We now perform a more thorough comparison in Figure 5, on the disparity of L_V in different frequency ranges. To this end, we calculate the standard z-values in two ways. First, to compare L_V of the full spike trains with L_V of only RT and also with L_V of only @ spike trains, $L_{V}^{R T}$ and $L_{V}^{@}$ , respectively, we introduce

\begin{array}{l} z (f_{U}) = \frac{μ (L_{V}^{k}) - μ_{0} (L_{V})}{σ (L_{V}^{k}) ∕ \sqrt{f_{U}^{k}}} & (3) \end{array}

Here, k in superscripts labels the interaction, e.g., either RT or @. Precisely, $L_{V}^{k}$ is determined based on a filtered spike train composed of the user timestamps of either RT or @, as already used in (Figures 4B,C). In addition, μ^k is the mean of $L_{V}^{k}$ , also presented in Figures 4B,C, and μ₀ is the mean L_V of the full spike train, given in Figure 4A.

FIGURE 5

Figure 5. Detail comparison between the temporal patterns of different interactions in each frequency range. While x−axis is the logarithmic average of frequency, e.g., (A) log₁₀〈a_U〉 for who and (B) log₁₀〈p_U〉 for whom, y−axis provides the calculation of three z-values (i) z−RT in black squares, the comparison of L_V of the full spike train with L_V of RT, (ii) z−@ in black circles, the same with L_V of @, and (iii) z−@RT in green diamonds, the comparison between L_V of @ and RT. All z-values are consistent with each other such that except moderate frequency range in (B), e.g., z−@ and z−@RT, we observe small z concluding that the temporal patterns in the similar frequency ranges are in a good agreement. The three distinct regions are colored due to the discovered patterns in calculating L_V in Figure 4. Orange shaded area describes the ranges of the bursty patterns (a_U and low p_U), purple area is for the Poisson random dynamics (moderate p_U), and yellow area covers the regular patterns (high p_U).
———
- **EXERCISE REQUIREMENTS**:
1. List each shaded area in Figure 5 described in the excerpt, giving its color and the pattern or range it covers.
2. Answer these questions using the excerpt.
(a) What does k in the superscripts label?
(b) What quantity is plotted on the x-axis of Figure 5?
(c) Which figure gives μ₀, and what does μ₀ denote?
———
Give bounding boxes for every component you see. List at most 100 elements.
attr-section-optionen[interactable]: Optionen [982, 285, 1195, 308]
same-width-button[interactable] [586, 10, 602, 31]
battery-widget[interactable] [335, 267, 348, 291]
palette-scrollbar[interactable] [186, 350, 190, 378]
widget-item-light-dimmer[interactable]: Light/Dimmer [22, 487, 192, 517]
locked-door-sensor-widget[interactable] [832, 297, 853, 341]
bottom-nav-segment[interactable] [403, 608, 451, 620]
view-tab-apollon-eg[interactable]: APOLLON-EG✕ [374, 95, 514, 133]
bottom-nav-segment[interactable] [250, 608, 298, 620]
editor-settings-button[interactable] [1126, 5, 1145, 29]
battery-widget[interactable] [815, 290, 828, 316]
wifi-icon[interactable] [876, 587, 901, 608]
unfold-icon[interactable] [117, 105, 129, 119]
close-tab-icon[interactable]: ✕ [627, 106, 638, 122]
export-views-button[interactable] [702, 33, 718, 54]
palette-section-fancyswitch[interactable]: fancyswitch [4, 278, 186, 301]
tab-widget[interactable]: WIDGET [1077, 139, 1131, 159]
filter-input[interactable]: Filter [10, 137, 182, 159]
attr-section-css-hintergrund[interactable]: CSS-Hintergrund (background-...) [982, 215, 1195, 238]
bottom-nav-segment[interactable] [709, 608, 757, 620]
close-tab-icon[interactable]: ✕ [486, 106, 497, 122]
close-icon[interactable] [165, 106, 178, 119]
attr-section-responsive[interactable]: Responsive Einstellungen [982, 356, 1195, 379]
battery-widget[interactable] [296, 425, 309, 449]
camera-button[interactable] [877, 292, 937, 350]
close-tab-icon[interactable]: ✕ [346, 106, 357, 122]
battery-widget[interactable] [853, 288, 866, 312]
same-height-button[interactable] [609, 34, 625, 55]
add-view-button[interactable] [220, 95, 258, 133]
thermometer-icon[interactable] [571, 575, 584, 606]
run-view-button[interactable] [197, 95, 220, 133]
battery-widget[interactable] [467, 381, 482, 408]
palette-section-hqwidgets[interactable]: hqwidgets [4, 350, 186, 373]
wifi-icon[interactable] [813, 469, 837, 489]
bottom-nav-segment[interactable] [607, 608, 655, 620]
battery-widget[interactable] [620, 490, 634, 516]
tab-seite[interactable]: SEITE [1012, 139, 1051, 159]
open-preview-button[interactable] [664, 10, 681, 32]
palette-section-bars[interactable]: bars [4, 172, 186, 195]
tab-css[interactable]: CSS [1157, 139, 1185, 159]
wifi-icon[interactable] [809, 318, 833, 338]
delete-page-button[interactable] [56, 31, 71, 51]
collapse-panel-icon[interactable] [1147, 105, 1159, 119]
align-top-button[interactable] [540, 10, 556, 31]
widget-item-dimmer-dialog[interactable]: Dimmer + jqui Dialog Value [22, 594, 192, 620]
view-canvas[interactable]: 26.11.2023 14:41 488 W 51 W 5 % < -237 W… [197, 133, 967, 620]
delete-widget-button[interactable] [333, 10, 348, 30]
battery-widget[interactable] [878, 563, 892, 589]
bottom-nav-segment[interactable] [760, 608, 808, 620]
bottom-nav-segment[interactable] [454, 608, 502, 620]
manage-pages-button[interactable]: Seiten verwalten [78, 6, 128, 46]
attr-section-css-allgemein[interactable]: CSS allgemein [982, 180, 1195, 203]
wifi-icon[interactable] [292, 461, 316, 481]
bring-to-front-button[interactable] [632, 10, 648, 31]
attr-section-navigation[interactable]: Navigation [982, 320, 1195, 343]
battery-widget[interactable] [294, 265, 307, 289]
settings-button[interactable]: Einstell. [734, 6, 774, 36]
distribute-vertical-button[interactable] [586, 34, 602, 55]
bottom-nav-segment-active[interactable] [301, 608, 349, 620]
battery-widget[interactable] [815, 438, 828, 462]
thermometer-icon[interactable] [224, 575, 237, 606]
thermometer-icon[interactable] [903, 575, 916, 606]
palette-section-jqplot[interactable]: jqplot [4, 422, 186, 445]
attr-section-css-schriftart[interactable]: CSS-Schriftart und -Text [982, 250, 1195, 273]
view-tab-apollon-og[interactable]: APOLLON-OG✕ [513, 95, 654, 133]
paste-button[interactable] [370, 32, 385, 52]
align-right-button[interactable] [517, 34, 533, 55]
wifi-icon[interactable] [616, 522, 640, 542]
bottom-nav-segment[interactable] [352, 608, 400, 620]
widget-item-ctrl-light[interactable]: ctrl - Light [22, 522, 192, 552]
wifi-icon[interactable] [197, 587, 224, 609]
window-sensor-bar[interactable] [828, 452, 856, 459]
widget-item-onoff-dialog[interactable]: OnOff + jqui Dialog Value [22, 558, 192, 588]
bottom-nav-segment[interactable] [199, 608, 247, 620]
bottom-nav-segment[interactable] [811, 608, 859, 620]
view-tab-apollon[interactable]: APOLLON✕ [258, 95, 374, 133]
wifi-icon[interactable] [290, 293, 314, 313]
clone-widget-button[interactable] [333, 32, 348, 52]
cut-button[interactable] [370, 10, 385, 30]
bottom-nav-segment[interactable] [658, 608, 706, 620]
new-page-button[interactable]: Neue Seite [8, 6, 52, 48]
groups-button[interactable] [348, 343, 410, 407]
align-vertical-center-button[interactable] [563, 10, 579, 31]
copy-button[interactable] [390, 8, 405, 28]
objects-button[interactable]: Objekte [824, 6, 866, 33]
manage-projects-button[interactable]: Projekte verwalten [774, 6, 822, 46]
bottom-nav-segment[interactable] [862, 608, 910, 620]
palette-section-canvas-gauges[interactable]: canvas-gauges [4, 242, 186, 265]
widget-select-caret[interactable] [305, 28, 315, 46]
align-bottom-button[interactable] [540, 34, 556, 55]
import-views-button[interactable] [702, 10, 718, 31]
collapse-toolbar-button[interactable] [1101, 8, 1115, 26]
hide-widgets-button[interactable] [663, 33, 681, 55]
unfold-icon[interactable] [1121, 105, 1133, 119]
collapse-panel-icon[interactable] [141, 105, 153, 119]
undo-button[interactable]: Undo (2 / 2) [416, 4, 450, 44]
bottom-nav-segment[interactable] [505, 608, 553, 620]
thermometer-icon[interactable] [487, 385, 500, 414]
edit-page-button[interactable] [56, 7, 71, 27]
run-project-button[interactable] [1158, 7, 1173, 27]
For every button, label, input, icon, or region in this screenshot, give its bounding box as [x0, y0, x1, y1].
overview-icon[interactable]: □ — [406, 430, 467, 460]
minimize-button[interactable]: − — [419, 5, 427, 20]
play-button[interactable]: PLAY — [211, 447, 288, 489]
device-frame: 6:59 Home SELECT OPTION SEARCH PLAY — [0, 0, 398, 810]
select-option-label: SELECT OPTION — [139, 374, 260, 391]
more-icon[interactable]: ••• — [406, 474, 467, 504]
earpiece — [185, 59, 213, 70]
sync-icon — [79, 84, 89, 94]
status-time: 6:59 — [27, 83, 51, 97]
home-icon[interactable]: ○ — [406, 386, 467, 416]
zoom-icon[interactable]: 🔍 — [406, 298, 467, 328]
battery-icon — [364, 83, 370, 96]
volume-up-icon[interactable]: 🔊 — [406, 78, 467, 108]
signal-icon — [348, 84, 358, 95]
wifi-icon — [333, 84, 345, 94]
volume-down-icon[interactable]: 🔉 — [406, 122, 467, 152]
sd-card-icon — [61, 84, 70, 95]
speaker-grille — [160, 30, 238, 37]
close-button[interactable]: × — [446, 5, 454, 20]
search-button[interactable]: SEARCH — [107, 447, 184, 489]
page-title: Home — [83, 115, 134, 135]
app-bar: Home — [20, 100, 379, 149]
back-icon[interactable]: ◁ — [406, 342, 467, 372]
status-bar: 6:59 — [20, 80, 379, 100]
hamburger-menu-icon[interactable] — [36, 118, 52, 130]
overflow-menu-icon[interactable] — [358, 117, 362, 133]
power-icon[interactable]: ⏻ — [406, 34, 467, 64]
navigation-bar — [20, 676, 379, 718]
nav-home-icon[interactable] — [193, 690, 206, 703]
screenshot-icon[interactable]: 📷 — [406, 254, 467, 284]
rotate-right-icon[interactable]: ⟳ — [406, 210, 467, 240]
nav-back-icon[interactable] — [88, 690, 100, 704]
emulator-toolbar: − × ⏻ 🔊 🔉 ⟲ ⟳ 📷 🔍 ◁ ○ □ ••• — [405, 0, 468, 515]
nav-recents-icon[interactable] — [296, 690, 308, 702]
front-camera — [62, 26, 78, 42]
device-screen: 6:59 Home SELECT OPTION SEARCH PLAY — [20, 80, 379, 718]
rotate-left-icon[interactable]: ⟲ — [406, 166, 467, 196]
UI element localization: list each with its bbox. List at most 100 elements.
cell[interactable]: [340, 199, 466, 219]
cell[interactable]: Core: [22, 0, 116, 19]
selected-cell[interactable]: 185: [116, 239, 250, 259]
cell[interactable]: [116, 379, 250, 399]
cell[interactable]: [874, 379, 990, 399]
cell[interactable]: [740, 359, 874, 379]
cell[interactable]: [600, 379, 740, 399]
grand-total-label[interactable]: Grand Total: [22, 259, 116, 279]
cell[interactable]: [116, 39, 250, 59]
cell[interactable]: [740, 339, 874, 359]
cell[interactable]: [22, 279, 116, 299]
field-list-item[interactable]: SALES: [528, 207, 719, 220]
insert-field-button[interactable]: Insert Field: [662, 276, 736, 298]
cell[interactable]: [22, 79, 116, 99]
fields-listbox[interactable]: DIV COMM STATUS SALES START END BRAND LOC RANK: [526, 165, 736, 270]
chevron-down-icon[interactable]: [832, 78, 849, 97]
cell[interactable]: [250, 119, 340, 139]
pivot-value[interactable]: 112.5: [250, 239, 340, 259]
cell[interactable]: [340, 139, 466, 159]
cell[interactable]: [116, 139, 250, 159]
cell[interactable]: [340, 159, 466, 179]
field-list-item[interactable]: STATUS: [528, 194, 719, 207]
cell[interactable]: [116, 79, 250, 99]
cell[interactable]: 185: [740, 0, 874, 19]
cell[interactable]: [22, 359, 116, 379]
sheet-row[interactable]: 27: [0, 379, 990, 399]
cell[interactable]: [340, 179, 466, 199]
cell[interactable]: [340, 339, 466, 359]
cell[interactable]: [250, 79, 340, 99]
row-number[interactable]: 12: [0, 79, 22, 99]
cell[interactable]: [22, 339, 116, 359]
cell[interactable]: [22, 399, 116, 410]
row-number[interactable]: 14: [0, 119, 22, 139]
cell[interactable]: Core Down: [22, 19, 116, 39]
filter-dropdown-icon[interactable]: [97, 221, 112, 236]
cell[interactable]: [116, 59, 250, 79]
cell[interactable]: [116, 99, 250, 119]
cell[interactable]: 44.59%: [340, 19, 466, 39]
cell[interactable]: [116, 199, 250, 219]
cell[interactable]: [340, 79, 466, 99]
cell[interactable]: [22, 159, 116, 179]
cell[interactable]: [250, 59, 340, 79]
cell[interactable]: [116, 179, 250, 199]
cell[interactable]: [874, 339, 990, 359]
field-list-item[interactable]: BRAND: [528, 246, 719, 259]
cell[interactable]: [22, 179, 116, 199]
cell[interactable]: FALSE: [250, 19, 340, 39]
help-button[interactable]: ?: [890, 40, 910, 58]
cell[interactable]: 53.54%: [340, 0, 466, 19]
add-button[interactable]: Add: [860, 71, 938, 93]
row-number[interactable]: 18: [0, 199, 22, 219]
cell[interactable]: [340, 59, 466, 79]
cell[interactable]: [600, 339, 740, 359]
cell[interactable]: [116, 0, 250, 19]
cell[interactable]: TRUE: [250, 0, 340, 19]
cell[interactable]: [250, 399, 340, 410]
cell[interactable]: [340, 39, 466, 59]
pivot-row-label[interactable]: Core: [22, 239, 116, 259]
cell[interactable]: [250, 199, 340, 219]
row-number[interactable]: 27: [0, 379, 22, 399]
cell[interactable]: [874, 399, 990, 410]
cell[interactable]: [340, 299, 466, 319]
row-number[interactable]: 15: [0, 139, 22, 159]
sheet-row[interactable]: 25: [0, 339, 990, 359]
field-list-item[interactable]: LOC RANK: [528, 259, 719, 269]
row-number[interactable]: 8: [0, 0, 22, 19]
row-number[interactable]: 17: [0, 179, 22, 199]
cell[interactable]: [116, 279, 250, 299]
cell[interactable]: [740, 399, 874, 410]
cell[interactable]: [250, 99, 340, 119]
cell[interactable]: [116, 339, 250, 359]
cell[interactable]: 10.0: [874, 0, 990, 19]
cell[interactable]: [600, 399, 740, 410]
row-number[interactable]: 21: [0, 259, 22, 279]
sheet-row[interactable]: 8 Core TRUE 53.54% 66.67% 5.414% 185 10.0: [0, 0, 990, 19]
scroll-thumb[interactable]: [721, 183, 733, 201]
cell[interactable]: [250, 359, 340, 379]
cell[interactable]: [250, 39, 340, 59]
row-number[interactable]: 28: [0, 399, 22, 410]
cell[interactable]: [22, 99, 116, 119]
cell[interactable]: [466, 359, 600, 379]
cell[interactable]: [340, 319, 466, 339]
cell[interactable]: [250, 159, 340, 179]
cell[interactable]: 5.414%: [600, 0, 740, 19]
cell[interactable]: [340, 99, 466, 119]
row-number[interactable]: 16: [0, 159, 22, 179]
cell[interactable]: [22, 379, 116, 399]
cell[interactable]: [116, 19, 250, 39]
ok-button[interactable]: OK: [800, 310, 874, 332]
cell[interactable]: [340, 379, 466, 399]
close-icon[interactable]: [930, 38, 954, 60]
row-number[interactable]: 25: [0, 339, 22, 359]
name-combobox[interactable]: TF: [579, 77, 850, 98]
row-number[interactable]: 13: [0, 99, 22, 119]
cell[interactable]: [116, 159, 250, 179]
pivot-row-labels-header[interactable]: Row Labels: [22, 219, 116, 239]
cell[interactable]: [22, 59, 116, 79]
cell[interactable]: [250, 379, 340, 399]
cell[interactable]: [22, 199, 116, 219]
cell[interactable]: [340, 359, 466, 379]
———
- **FINAL RESULTS**:
1.
- Orange: the ranges of the bursty patterns (a_U and low p_U)
- Purple: the Poisson random dynamics (moderate p_U)
- Yellow: the regular patterns (high p_U)

2.
(a) The interaction, either RT or @.
(b) The logarithmic average of frequency: log₁₀〈a_U〉 for who in (A) and log₁₀〈p_U〉 for whom in (B).
(c) Figure 4A; μ₀ is the mean L_V of the full spike train.